> Task to complete: Can you write out all the lines word for word, with no pictures?

> Entries shown:
>> start

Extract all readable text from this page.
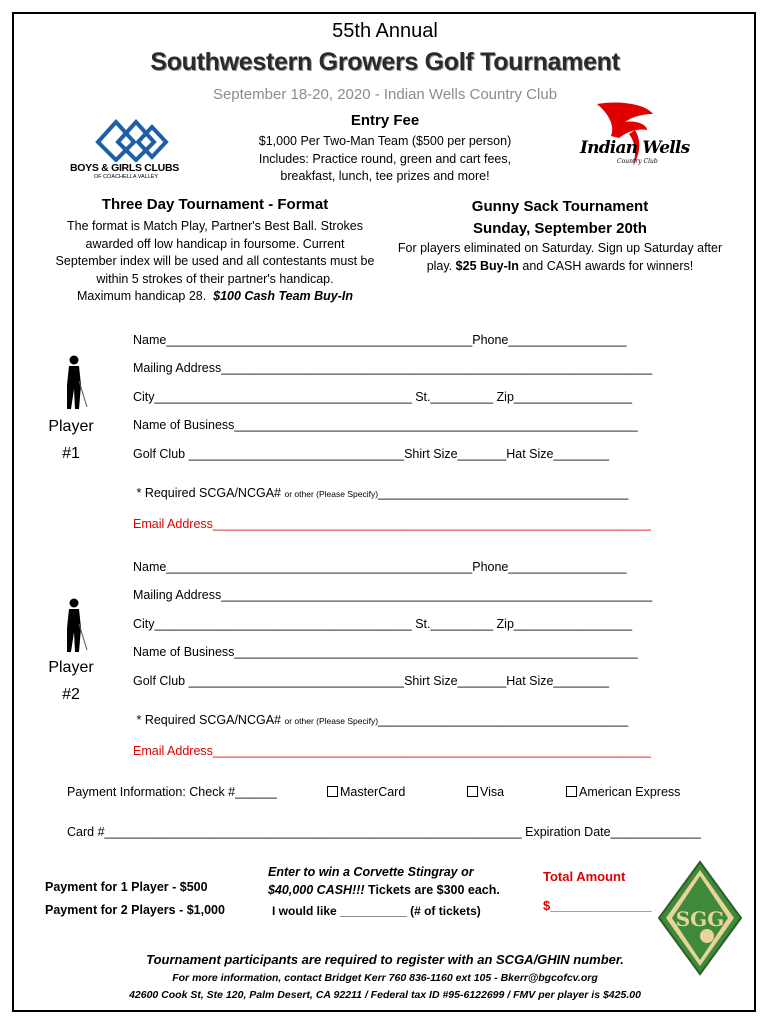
55th Annual
Southwestern Growers Golf Tournament
September 18-20, 2020 - Indian Wells Country Club
BOYS & GIRLS CLUBS
OF COACHELLA VALLEY
Indian Wells
Country Club
Entry Fee
$1,000 Per Two-Man Team ($500 per person)
Includes: Practice round, green and cart fees,
breakfast, lunch, tee prizes and more!
Three Day Tournament - Format
The format is Match Play, Partner's Best Ball. Strokes
awarded off low handicap in foursome. Current
September index will be used and all contestants must be
within 5 strokes of their partner's handicap.
Maximum handicap 28. $100 Cash Team Buy-In
Gunny Sack Tournament
Sunday, September 20th
For players eliminated on Saturday. Sign up Saturday after
play. $25 Buy-In and CASH awards for winners!
Player
#1
Name____________________________________________Phone_________________
Mailing Address______________________________________________________________
City_____________________________________ St._________ Zip_________________
Name of Business__________________________________________________________
Golf Club _______________________________Shirt Size_______Hat Size________
* Required SCGA/NCGA# or other (Please Specify)____________________________________
Email Address_______________________________________________________________
Player
#2
Name____________________________________________Phone_________________
Mailing Address______________________________________________________________
City_____________________________________ St._________ Zip_________________
Name of Business__________________________________________________________
Golf Club _______________________________Shirt Size_______Hat Size________
* Required SCGA/NCGA# or other (Please Specify)____________________________________
Email Address_______________________________________________________________
Payment Information: Check #______	MasterCard	Visa	American Express
Card #____________________________________________________________ Expiration Date_____________
Payment for 1 Player - $500
Payment for 2 Players - $1,000
Enter to win a Corvette Stingray or
$40,000 CASH!!! Tickets are $300 each.
I would like __________ (# of tickets)
Total Amount
$______________
SGG
Tournament participants are required to register with an SCGA/GHIN number.
For more information, contact Bridget Kerr 760 836-1160 ext 105 - Bkerr@bgcofcv.org
42600 Cook St, Ste 120, Palm Desert, CA 92211 / Federal tax ID #95-6122699 / FMV per player is $425.00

>> end

> Solution to this task:
Extract all readable text from this page.
55th Annual
Southwestern Growers Golf Tournament
September 18-20, 2020 - Indian Wells Country Club
BOYS & GIRLS CLUBS
OF COACHELLA VALLEY
Indian Wells
Country Club
Entry Fee
$1,000 Per Two-Man Team ($500 per person)
Includes: Practice round, green and cart fees,
breakfast, lunch, tee prizes and more!
Three Day Tournament - Format
The format is Match Play, Partner's Best Ball. Strokes
awarded off low handicap in foursome. Current
September index will be used and all contestants must be
within 5 strokes of their partner's handicap.
Maximum handicap 28. $100 Cash Team Buy-In
Gunny Sack Tournament
Sunday, September 20th
For players eliminated on Saturday. Sign up Saturday after
play. $25 Buy-In and CASH awards for winners!
Player
#1
Name____________________________________________Phone_________________
Mailing Address______________________________________________________________
City_____________________________________ St._________ Zip_________________
Name of Business__________________________________________________________
Golf Club _______________________________Shirt Size_______Hat Size________
* Required SCGA/NCGA# or other (Please Specify)____________________________________
Email Address_______________________________________________________________
Player
#2
Name____________________________________________Phone_________________
Mailing Address______________________________________________________________
City_____________________________________ St._________ Zip_________________
Name of Business__________________________________________________________
Golf Club _______________________________Shirt Size_______Hat Size________
* Required SCGA/NCGA# or other (Please Specify)____________________________________
Email Address_______________________________________________________________
Payment Information: Check #______	MasterCard	Visa	American Express
Card #____________________________________________________________ Expiration Date_____________
Payment for 1 Player - $500
Payment for 2 Players - $1,000
Enter to win a Corvette Stingray or
$40,000 CASH!!! Tickets are $300 each.
I would like __________ (# of tickets)
Total Amount
$______________
SGG
Tournament participants are required to register with an SCGA/GHIN number.
For more information, contact Bridget Kerr 760 836-1160 ext 105 - Bkerr@bgcofcv.org
42600 Cook St, Ste 120, Palm Desert, CA 92211 / Federal tax ID #95-6122699 / FMV per player is $425.00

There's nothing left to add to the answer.